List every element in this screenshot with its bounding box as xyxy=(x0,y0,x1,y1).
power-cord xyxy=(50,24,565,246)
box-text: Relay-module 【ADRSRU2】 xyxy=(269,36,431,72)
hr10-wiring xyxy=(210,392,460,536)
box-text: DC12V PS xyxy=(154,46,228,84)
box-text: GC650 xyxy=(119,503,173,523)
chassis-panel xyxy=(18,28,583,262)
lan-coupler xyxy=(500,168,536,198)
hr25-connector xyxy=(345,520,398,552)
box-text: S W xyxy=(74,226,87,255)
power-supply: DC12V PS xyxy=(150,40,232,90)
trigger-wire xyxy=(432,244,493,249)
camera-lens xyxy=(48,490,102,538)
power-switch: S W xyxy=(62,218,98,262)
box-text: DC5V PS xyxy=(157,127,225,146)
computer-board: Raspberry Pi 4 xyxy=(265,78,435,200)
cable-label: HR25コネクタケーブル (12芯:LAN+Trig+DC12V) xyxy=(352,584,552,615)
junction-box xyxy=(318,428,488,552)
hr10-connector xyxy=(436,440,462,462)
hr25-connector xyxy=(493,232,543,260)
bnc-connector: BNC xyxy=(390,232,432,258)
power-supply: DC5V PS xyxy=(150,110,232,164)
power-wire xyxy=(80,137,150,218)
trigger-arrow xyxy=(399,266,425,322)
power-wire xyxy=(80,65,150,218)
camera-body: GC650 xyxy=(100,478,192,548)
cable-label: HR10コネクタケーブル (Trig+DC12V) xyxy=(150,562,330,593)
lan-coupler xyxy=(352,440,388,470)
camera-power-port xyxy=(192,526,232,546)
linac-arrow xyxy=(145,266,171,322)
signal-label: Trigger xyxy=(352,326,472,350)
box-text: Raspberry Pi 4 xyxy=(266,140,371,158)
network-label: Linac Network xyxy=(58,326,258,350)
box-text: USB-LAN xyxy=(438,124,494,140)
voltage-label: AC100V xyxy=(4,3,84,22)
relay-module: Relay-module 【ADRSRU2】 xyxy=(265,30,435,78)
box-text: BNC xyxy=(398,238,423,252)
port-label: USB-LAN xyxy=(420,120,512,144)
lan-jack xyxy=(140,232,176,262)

== == ==

- [WHAT YOU NEED TO DO] Could you write out these lines again with "power-wire" switched to "power-cable" wherever it occurs, keeping everything else the same?

- [TASK SOLUTION]
List every element in this screenshot with its bounding box as xyxy=(x0,y0,x1,y1).
power-cord xyxy=(50,24,565,246)
box-text: Relay-module 【ADRSRU2】 xyxy=(269,36,431,72)
hr10-wiring xyxy=(210,392,460,536)
box-text: DC12V PS xyxy=(154,46,228,84)
box-text: GC650 xyxy=(119,503,173,523)
chassis-panel xyxy=(18,28,583,262)
lan-coupler xyxy=(500,168,536,198)
hr25-connector xyxy=(345,520,398,552)
box-text: S W xyxy=(74,226,87,255)
power-supply: DC12V PS xyxy=(150,40,232,90)
trigger-wire xyxy=(432,244,493,249)
camera-lens xyxy=(48,490,102,538)
power-switch: S W xyxy=(62,218,98,262)
box-text: DC5V PS xyxy=(157,127,225,146)
computer-board: Raspberry Pi 4 xyxy=(265,78,435,200)
cable-label: HR25コネクタケーブル (12芯:LAN+Trig+DC12V) xyxy=(352,584,552,615)
junction-box xyxy=(318,428,488,552)
hr10-connector xyxy=(436,440,462,462)
hr25-connector xyxy=(493,232,543,260)
bnc-connector: BNC xyxy=(390,232,432,258)
power-supply: DC5V PS xyxy=(150,110,232,164)
power-cable xyxy=(80,137,150,218)
trigger-arrow xyxy=(399,266,425,322)
power-cable xyxy=(80,65,150,218)
camera-body: GC650 xyxy=(100,478,192,548)
cable-label: HR10コネクタケーブル (Trig+DC12V) xyxy=(150,562,330,593)
lan-coupler xyxy=(352,440,388,470)
camera-power-port xyxy=(192,526,232,546)
linac-arrow xyxy=(145,266,171,322)
signal-label: Trigger xyxy=(352,326,472,350)
box-text: Raspberry Pi 4 xyxy=(266,140,371,158)
network-label: Linac Network xyxy=(58,326,258,350)
box-text: USB-LAN xyxy=(438,124,494,140)
voltage-label: AC100V xyxy=(4,3,84,22)
relay-module: Relay-module 【ADRSRU2】 xyxy=(265,30,435,78)
box-text: BNC xyxy=(398,238,423,252)
port-label: USB-LAN xyxy=(420,120,512,144)
lan-jack xyxy=(140,232,176,262)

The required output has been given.